Write down each entry again, exactly as it reads.

===============

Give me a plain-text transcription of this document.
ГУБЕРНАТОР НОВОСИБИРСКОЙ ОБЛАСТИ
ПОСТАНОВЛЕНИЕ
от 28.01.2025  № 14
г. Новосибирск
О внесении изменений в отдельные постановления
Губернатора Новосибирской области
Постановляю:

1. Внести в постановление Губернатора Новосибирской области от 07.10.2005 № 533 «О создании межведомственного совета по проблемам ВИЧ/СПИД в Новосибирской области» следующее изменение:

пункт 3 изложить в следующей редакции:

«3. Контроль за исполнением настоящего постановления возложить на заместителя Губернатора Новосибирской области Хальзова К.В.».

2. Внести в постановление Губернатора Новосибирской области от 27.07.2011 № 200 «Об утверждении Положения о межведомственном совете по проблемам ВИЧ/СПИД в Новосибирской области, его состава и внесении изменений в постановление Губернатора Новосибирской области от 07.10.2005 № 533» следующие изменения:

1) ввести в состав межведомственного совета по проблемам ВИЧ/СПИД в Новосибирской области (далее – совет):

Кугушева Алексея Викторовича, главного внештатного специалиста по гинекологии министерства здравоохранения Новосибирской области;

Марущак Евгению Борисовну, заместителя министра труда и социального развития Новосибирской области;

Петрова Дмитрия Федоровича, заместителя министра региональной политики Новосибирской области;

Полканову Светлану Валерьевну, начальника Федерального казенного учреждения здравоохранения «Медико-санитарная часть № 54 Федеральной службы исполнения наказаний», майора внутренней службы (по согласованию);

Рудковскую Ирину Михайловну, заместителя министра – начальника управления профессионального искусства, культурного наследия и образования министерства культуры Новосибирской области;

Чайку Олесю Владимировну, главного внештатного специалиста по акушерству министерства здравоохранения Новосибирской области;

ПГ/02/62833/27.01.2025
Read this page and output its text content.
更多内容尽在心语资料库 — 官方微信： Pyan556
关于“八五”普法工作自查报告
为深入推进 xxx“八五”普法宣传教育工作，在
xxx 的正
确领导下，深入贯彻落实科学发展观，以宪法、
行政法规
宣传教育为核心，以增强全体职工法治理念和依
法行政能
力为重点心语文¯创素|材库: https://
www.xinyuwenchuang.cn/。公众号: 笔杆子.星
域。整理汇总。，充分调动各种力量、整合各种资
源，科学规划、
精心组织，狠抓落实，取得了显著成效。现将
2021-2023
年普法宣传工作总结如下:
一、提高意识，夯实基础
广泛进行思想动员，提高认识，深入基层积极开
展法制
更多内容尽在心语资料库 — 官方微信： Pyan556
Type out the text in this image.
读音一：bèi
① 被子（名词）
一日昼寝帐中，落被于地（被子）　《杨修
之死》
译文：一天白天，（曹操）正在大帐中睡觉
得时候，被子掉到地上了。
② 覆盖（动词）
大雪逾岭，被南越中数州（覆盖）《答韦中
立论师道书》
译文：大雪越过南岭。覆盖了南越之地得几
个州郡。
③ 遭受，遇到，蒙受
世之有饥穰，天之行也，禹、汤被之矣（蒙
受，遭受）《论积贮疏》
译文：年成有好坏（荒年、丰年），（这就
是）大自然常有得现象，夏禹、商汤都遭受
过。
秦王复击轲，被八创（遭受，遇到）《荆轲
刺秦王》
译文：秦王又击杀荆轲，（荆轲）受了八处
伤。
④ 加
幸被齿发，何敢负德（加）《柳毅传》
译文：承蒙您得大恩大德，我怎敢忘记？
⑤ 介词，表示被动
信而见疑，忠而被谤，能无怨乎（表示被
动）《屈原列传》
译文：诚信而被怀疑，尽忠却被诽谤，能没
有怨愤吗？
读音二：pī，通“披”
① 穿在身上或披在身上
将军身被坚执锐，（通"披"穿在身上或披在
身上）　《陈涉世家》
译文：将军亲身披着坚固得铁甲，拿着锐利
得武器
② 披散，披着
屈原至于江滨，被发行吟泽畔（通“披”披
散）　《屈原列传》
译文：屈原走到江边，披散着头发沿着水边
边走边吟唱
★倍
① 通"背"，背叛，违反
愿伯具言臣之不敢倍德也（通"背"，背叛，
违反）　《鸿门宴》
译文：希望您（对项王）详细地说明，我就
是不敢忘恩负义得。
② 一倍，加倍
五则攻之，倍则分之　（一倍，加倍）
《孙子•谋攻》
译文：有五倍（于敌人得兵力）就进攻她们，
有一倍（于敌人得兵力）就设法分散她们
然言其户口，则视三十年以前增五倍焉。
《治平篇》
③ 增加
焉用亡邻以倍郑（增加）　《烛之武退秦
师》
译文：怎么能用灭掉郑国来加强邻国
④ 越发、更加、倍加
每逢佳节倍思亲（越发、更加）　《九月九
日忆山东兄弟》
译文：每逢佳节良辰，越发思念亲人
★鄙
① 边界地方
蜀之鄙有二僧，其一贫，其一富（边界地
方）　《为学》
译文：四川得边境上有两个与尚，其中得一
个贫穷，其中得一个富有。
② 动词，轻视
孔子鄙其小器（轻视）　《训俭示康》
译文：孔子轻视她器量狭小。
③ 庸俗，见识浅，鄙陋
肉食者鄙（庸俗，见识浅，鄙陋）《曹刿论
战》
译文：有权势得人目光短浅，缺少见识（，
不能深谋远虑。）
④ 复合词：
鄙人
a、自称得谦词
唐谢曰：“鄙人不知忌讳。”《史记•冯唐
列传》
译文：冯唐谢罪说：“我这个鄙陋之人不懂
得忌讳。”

===============

-- EXERCISE ANSWER --
Give me a plain-text transcription of this document.
ГУБЕРНАТОР НОВОСИБИРСКОЙ ОБЛАСТИ
ПОСТАНОВЛЕНИЕ
от 28.01.2025  № 14
г. Новосибирск
О внесении изменений в отдельные постановления
Губернатора Новосибирской области
Постановляю:

1. Внести в постановление Губернатора Новосибирской области от 07.10.2005 № 533 «О создании межведомственного совета по проблемам ВИЧ/СПИД в Новосибирской области» следующее изменение:

пункт 3 изложить в следующей редакции:

«3. Контроль за исполнением настоящего постановления возложить на заместителя Губернатора Новосибирской области Хальзова К.В.».

2. Внести в постановление Губернатора Новосибирской области от 27.07.2011 № 200 «Об утверждении Положения о межведомственном совете по проблемам ВИЧ/СПИД в Новосибирской области, его состава и внесении изменений в постановление Губернатора Новосибирской области от 07.10.2005 № 533» следующие изменения:

1) ввести в состав межведомственного совета по проблемам ВИЧ/СПИД в Новосибирской области (далее – совет):

Кугушева Алексея Викторовича, главного внештатного специалиста по гинекологии министерства здравоохранения Новосибирской области;

Марущак Евгению Борисовну, заместителя министра труда и социального развития Новосибирской области;

Петрова Дмитрия Федоровича, заместителя министра региональной политики Новосибирской области;

Полканову Светлану Валерьевну, начальника Федерального казенного учреждения здравоохранения «Медико-санитарная часть № 54 Федеральной службы исполнения наказаний», майора внутренней службы (по согласованию);

Рудковскую Ирину Михайловну, заместителя министра – начальника управления профессионального искусства, культурного наследия и образования министерства культуры Новосибирской области;

Чайку Олесю Владимировну, главного внештатного специалиста по акушерству министерства здравоохранения Новосибирской области;

ПГ/02/62833/27.01.2025
Read this page and output its text content.
更多内容尽在心语资料库 — 官方微信： Pyan556
关于“八五”普法工作自查报告
为深入推进 xxx“八五”普法宣传教育工作，在
xxx 的正
确领导下，深入贯彻落实科学发展观，以宪法、
行政法规
宣传教育为核心，以增强全体职工法治理念和依
法行政能
力为重点心语文¯创素|材库: https://
www.xinyuwenchuang.cn/。公众号: 笔杆子.星
域。整理汇总。，充分调动各种力量、整合各种资
源，科学规划、
精心组织，狠抓落实，取得了显著成效。现将
2021-2023
年普法宣传工作总结如下:
一、提高意识，夯实基础
广泛进行思想动员，提高认识，深入基层积极开
展法制
更多内容尽在心语资料库 — 官方微信： Pyan556
Type out the text in this image.
读音一：bèi
① 被子（名词）
一日昼寝帐中，落被于地（被子）　《杨修
之死》
译文：一天白天，（曹操）正在大帐中睡觉
得时候，被子掉到地上了。
② 覆盖（动词）
大雪逾岭，被南越中数州（覆盖）《答韦中
立论师道书》
译文：大雪越过南岭。覆盖了南越之地得几
个州郡。
③ 遭受，遇到，蒙受
世之有饥穰，天之行也，禹、汤被之矣（蒙
受，遭受）《论积贮疏》
译文：年成有好坏（荒年、丰年），（这就
是）大自然常有得现象，夏禹、商汤都遭受
过。
秦王复击轲，被八创（遭受，遇到）《荆轲
刺秦王》
译文：秦王又击杀荆轲，（荆轲）受了八处
伤。
④ 加
幸被齿发，何敢负德（加）《柳毅传》
译文：承蒙您得大恩大德，我怎敢忘记？
⑤ 介词，表示被动
信而见疑，忠而被谤，能无怨乎（表示被
动）《屈原列传》
译文：诚信而被怀疑，尽忠却被诽谤，能没
有怨愤吗？
读音二：pī，通“披”
① 穿在身上或披在身上
将军身被坚执锐，（通"披"穿在身上或披在
身上）　《陈涉世家》
译文：将军亲身披着坚固得铁甲，拿着锐利
得武器
② 披散，披着
屈原至于江滨，被发行吟泽畔（通“披”披
散）　《屈原列传》
译文：屈原走到江边，披散着头发沿着水边
边走边吟唱
★倍
① 通"背"，背叛，违反
愿伯具言臣之不敢倍德也（通"背"，背叛，
违反）　《鸿门宴》
译文：希望您（对项王）详细地说明，我就
是不敢忘恩负义得。
② 一倍，加倍
五则攻之，倍则分之　（一倍，加倍）
《孙子•谋攻》
译文：有五倍（于敌人得兵力）就进攻她们，
有一倍（于敌人得兵力）就设法分散她们
然言其户口，则视三十年以前增五倍焉。
《治平篇》
③ 增加
焉用亡邻以倍郑（增加）　《烛之武退秦
师》
译文：怎么能用灭掉郑国来加强邻国
④ 越发、更加、倍加
每逢佳节倍思亲（越发、更加）　《九月九
日忆山东兄弟》
译文：每逢佳节良辰，越发思念亲人
★鄙
① 边界地方
蜀之鄙有二僧，其一贫，其一富（边界地
方）　《为学》
译文：四川得边境上有两个与尚，其中得一
个贫穷，其中得一个富有。
② 动词，轻视
孔子鄙其小器（轻视）　《训俭示康》
译文：孔子轻视她器量狭小。
③ 庸俗，见识浅，鄙陋
肉食者鄙（庸俗，见识浅，鄙陋）《曹刿论
战》
译文：有权势得人目光短浅，缺少见识（，
不能深谋远虑。）
④ 复合词：
鄙人
a、自称得谦词
唐谢曰：“鄙人不知忌讳。”《史记•冯唐
列传》
译文：冯唐谢罪说：“我这个鄙陋之人不懂
得忌讳。”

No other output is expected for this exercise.